-- RAW RECORDS start --

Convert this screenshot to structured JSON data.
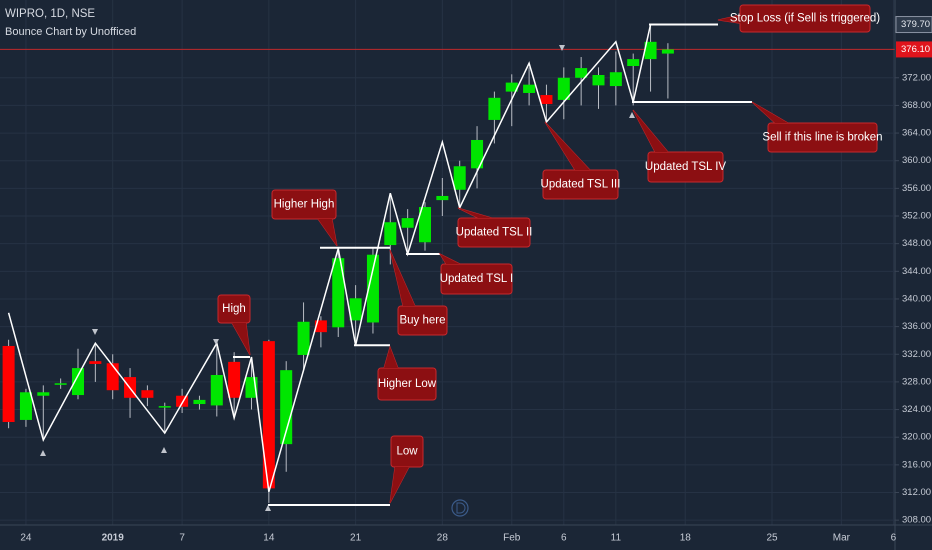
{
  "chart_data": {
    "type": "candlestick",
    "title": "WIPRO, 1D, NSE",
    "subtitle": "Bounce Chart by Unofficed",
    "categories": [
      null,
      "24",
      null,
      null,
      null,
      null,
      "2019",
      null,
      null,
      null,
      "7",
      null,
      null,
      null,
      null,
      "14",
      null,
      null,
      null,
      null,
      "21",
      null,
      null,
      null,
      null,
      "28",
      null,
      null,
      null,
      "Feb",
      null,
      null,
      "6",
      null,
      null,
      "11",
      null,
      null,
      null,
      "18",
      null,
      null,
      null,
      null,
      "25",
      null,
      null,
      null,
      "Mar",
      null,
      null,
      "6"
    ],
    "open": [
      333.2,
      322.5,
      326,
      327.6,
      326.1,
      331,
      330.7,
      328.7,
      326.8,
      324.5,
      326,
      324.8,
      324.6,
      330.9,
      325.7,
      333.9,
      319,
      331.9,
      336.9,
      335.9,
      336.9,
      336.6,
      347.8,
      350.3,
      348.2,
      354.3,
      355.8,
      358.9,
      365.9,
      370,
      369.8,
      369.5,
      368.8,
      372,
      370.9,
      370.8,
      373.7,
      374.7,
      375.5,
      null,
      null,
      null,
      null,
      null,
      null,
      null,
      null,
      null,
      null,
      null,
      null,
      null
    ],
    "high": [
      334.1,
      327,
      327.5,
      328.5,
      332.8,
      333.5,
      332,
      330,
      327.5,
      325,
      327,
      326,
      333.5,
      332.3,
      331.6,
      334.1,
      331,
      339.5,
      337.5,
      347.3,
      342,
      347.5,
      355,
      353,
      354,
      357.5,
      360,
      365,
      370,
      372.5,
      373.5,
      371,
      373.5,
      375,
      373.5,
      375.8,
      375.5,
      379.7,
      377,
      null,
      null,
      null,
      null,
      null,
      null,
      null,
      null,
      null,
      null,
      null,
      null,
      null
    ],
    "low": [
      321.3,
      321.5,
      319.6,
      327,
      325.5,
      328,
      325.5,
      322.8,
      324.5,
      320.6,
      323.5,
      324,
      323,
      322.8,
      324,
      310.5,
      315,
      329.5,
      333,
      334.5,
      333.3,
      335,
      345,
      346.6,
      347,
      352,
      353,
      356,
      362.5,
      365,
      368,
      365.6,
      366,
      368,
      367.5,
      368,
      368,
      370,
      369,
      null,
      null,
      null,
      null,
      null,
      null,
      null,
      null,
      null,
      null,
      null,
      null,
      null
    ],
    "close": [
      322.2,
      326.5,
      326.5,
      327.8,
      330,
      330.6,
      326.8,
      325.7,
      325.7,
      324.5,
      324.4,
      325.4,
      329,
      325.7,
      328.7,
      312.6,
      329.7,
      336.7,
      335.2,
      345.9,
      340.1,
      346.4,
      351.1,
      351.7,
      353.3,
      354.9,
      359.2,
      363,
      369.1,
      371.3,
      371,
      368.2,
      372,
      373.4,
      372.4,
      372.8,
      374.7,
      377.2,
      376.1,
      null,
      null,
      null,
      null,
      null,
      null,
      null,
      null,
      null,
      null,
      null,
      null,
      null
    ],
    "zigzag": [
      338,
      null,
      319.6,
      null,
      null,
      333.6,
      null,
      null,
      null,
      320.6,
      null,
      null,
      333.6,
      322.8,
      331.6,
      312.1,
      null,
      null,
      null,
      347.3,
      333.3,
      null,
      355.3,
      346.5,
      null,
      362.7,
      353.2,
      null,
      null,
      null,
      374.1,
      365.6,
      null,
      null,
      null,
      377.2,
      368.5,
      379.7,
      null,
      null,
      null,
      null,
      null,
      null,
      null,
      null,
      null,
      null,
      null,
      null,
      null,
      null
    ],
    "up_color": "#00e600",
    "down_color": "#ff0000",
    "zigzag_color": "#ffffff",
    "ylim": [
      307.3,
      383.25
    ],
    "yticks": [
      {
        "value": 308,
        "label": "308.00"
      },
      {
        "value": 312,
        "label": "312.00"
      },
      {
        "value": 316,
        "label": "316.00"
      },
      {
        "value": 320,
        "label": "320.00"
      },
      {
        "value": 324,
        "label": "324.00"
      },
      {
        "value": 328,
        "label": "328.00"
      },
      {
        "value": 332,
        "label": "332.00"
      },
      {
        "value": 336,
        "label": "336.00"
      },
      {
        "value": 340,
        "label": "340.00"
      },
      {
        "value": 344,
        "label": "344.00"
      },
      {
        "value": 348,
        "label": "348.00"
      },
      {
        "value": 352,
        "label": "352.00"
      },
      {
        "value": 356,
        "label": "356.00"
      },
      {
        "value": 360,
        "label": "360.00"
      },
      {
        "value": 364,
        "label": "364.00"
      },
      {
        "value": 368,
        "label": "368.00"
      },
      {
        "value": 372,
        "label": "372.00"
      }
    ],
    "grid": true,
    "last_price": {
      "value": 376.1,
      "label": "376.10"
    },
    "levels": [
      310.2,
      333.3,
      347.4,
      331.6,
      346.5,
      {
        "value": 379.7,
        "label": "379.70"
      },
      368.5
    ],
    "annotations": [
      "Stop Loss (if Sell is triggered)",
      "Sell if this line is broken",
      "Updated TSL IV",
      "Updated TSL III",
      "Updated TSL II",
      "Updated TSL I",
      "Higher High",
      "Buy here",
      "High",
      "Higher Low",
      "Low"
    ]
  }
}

-- RAW RECORDS end --
-- RAW RECORDS start --

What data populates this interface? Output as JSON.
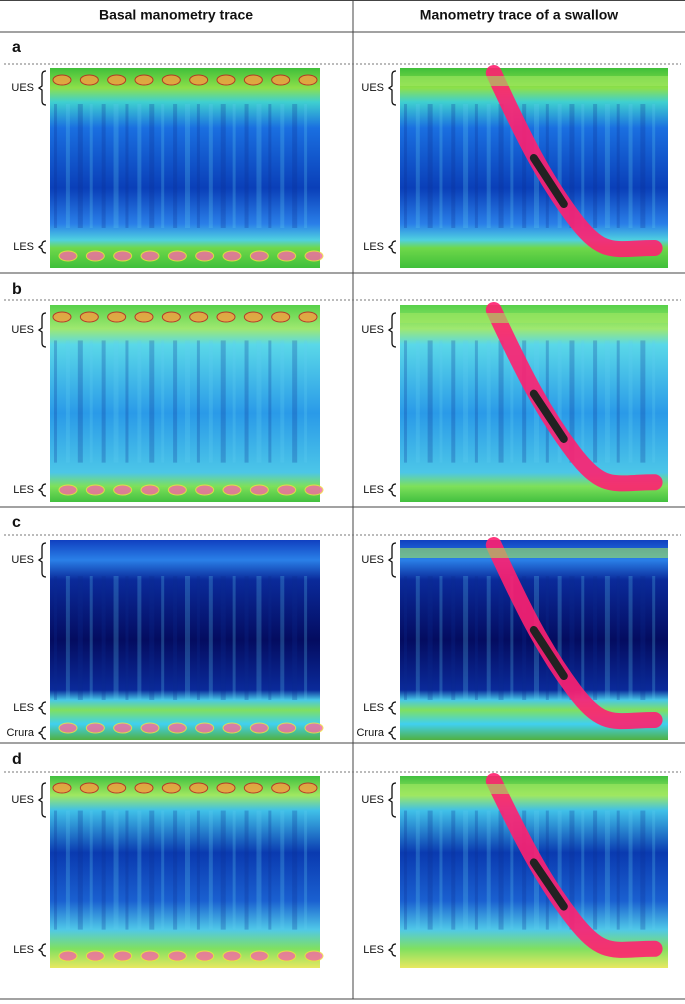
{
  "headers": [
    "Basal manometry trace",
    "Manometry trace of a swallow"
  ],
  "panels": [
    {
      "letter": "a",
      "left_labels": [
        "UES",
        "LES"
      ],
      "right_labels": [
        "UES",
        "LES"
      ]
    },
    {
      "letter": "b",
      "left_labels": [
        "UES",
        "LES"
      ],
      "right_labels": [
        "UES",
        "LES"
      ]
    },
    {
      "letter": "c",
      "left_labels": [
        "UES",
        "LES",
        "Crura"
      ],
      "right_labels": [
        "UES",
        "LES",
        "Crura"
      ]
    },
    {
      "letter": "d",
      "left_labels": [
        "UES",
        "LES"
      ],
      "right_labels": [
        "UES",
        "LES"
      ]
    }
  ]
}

-- RAW RECORDS end --
-- RAW RECORDS start --

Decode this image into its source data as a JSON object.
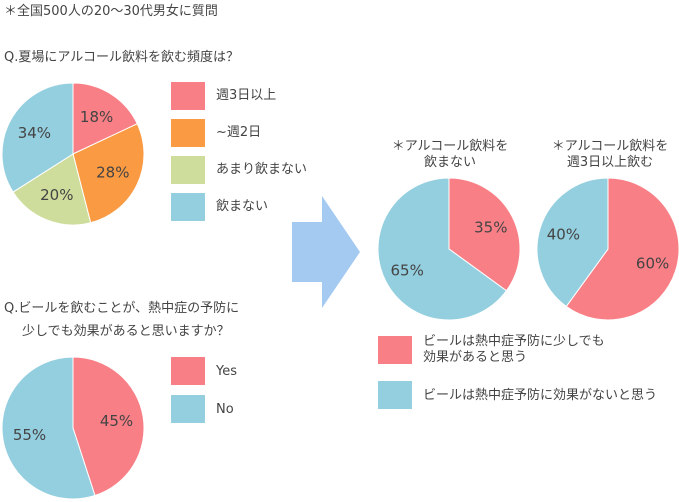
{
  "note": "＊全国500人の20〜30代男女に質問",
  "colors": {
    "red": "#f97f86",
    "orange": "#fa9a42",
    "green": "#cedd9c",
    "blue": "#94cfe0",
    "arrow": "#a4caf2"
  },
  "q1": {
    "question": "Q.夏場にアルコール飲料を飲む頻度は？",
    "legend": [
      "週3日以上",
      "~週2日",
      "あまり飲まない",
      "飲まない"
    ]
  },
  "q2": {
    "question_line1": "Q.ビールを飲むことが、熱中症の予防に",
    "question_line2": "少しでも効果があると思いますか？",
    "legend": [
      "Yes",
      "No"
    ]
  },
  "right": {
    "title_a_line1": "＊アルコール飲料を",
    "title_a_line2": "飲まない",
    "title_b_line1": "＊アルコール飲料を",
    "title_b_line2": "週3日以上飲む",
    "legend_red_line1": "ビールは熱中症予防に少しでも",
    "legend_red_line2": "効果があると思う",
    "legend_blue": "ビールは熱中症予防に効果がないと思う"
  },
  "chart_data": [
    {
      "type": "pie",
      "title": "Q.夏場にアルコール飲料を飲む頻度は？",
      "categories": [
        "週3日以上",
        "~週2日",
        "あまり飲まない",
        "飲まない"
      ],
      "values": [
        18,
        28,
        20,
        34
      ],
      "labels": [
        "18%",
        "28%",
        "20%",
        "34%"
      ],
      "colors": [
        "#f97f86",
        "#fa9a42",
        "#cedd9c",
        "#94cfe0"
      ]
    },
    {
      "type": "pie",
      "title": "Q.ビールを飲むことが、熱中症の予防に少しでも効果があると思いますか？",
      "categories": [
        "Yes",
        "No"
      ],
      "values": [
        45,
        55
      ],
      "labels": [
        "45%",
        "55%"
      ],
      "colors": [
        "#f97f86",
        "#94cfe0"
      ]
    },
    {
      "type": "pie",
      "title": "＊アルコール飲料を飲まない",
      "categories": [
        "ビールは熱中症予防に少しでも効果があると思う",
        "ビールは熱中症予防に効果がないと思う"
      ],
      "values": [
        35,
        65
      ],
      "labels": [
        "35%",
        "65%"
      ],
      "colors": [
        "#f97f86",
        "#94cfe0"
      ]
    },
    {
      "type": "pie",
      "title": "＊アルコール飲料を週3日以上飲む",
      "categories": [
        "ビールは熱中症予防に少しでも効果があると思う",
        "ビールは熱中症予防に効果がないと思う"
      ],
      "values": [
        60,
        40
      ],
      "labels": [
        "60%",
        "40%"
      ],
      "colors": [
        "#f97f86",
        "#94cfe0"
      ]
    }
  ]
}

-- RAW RECORDS end --

Your task is to gather every line with the word "ビールを飲むことが" and copy it.

    "question_line1": "Q.ビールを飲むことが、熱中症の予防に",
      "title": "Q.ビールを飲むことが、熱中症の予防に少しでも効果があると思いますか？",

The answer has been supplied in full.